In the records below, work out how many lines hold the word "Realized". Report the number alone.

[Entries from a dataset]
┄┄┄┄┄┄┄┄┄┄
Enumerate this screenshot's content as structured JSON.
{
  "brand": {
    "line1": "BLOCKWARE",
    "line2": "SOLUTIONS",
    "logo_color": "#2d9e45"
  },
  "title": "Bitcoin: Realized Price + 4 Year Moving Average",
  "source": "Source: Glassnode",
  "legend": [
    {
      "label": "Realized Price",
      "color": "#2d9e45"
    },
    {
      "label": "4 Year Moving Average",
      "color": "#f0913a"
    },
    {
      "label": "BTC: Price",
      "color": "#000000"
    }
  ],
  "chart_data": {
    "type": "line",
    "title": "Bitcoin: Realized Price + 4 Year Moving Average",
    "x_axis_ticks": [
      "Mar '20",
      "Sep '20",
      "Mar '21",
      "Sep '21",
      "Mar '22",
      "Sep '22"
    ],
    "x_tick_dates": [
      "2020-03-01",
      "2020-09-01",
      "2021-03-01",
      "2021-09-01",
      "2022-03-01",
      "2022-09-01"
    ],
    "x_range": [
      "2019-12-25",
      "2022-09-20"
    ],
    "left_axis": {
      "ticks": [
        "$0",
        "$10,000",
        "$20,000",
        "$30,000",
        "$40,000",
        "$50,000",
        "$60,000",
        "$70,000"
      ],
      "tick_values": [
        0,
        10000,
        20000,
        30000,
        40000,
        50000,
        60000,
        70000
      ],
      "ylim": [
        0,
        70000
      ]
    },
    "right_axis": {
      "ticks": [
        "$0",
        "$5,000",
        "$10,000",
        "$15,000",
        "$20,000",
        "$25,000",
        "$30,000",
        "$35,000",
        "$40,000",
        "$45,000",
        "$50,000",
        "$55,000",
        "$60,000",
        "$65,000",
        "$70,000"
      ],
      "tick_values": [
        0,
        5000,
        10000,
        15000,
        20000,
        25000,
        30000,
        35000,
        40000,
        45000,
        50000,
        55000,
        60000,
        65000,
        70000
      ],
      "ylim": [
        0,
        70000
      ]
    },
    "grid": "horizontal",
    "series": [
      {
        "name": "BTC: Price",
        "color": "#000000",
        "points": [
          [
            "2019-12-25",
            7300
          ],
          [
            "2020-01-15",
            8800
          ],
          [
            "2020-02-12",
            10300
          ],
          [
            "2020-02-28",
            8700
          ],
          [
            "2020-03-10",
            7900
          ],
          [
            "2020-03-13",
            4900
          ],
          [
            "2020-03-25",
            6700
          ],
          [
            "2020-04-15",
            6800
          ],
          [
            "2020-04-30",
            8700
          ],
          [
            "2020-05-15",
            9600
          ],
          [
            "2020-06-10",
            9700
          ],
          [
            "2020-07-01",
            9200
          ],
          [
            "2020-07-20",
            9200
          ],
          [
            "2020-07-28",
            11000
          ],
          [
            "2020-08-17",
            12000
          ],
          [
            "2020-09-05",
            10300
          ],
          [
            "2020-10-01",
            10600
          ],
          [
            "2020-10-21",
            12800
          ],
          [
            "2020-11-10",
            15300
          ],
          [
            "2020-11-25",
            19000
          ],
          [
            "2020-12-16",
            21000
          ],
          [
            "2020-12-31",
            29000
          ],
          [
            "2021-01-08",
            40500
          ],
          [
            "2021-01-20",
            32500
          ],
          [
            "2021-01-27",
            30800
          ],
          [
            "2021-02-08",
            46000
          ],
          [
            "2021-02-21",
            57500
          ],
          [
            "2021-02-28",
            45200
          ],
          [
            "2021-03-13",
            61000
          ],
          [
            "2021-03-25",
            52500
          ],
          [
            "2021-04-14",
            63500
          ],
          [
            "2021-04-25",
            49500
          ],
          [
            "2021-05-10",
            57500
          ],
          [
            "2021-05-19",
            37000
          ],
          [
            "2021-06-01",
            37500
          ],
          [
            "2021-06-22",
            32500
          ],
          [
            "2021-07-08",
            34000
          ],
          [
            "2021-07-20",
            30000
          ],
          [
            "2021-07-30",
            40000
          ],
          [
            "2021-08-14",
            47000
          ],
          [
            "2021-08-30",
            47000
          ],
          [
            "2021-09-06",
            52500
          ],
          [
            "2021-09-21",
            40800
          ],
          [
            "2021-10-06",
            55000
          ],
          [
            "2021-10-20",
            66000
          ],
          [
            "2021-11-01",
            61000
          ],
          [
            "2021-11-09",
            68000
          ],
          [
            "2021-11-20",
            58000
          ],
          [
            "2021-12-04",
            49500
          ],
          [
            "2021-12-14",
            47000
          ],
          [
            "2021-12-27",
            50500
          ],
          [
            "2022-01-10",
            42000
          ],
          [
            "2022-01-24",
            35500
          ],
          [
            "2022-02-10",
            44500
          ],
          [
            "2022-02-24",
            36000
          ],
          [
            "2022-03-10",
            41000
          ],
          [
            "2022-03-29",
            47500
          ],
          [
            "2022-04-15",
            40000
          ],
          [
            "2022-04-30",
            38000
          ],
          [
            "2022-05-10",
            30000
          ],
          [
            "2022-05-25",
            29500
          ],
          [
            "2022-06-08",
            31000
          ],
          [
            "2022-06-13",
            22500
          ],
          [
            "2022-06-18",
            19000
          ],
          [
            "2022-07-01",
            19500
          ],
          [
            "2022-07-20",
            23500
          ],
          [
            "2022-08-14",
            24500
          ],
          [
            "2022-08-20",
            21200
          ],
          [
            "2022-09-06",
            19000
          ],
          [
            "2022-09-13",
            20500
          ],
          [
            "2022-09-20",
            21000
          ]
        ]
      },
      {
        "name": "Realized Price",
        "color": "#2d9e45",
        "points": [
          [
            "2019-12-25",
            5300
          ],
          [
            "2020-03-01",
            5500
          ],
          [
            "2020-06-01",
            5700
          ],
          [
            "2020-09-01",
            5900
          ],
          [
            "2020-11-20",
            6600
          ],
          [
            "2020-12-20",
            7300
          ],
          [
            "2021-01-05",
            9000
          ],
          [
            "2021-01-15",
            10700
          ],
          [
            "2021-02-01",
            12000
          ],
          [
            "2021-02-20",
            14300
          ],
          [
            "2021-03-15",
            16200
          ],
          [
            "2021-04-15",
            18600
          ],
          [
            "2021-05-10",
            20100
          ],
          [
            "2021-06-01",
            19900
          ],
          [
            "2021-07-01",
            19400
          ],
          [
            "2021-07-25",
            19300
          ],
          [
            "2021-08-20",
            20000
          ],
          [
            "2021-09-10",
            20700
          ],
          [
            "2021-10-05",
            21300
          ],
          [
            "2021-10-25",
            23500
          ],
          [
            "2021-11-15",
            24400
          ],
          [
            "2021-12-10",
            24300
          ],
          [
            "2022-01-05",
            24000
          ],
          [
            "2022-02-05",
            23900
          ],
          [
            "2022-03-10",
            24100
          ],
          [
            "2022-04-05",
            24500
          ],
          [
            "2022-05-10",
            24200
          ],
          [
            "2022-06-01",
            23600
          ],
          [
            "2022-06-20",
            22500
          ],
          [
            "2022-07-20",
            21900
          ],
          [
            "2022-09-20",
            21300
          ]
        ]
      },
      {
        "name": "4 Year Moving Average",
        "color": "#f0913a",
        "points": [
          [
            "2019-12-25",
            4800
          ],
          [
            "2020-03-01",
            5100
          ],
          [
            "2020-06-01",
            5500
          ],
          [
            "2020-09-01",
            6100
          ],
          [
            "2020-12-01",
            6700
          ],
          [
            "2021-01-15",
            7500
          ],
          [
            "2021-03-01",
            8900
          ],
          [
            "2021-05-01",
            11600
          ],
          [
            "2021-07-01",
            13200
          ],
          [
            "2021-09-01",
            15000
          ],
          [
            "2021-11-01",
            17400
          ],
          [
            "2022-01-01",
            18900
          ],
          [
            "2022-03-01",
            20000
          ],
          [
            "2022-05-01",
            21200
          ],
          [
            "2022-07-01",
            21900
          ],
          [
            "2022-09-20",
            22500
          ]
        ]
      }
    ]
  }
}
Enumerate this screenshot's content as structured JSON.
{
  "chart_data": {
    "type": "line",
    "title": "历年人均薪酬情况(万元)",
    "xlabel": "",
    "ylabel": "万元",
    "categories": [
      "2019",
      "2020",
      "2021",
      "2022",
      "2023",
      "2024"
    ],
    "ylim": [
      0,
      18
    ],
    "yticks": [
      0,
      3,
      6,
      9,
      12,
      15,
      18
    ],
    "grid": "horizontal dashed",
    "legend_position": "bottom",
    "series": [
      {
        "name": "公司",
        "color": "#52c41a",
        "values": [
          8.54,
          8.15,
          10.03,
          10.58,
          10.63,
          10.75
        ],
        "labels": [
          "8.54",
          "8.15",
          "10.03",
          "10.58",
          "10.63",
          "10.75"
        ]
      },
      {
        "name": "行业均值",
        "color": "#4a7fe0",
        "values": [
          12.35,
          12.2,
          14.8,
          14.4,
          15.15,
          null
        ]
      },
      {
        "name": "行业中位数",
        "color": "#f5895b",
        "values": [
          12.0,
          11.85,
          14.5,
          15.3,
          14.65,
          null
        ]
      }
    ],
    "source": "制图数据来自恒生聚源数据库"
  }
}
┄┄┄┄┄┄┄┄┄┄
* **Final result**
4